━━━━━ 本文抜粋
ベイリス事件

トロツキー/訳 志田昇

【解説】本稿は、1911年に起こり世界的に有名になった帝政ロシアの反ユダヤ主義事件、ベイリス事件を総括した論文である。(右下の写真はベイリスとその家族。左から2番目の人物がメンデル・ベイリス)

ベイリス一家(逮捕前)

 1911年3月11日にウクライナの13歳の少年が殺され、8日後に洞窟の中で切り刻まれた死体が発見された。その数ヵ月後の7月21日、まったく無関係のユダヤ人レンガ職人のメンデル・ベイリスが犯人として逮捕され、2年間もそのまま投獄された。被害者の少年は、ユダヤ教の儀式のために残酷に殺されたのだというでっち上げが反ユダヤ主義者らによってなされ、この事件を契機に全国の黒百人組的組織や反ユダヤ主義的メディアはいっせいにユダヤ人の恐怖を煽った。この事件の裁判は1913年の9月25日になってからようやく始まった。検察側は、ベイリスを犯人に仕立てるためにでっち上げや証拠の隠蔽やあらゆる卑劣行為を行なった。しかしそうしたいっさいの努力にもかかわらず、ベイリスを有罪とすることができず、帝政政府の面目を完全につぶす結果となった。それどころか、この事件は帝政政府の犯罪性と道徳的破産ぶりをロシア国内ばかりでなく世界的にも赤裸々に暴露するとともに、労働者を中心とした反政府運動が全国に燃え上がるための重要なきっかけにさえなった。

 本稿は当初、ドイツ社会民主党の理論誌『ノイエ・ツァイト』にドイツ語で掲載され、10月革命後、ロシア語版『トロツキー著作集』第4巻『政治的年代録』にロシア語で再録された。翻訳はこのロシア語版によっている。本翻訳は最初『トロツキー研究』第30号に訳出したものであるが、今回アップするにあたって、いくつかの訳注を追加した。
━━━━━━━━━━
- **課題**: 本文によると、ベイリス事件の裁判が始まったのはいつですか? 次の資料は、本文とは別の出典によるものです。
━━━━━ 提供資料
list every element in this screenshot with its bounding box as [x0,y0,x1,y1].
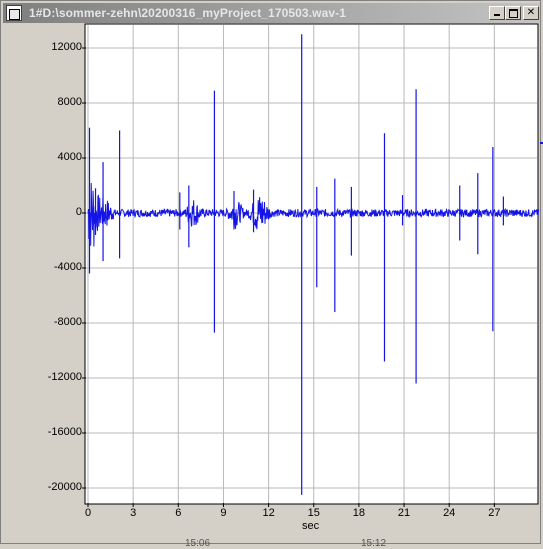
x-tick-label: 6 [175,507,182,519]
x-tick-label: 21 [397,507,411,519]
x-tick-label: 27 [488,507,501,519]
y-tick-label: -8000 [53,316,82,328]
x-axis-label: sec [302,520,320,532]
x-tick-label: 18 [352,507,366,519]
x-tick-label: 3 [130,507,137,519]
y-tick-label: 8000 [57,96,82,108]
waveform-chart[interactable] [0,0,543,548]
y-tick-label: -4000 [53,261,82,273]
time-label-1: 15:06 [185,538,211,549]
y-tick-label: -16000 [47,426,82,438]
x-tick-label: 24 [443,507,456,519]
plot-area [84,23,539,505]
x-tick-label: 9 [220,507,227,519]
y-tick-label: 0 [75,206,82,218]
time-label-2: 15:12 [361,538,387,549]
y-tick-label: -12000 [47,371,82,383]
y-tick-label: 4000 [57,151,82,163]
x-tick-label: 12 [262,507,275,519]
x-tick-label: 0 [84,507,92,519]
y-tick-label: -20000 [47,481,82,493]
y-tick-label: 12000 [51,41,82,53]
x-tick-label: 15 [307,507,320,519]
━━━━━━━━━━
- **解答**: 1913年9月25日です。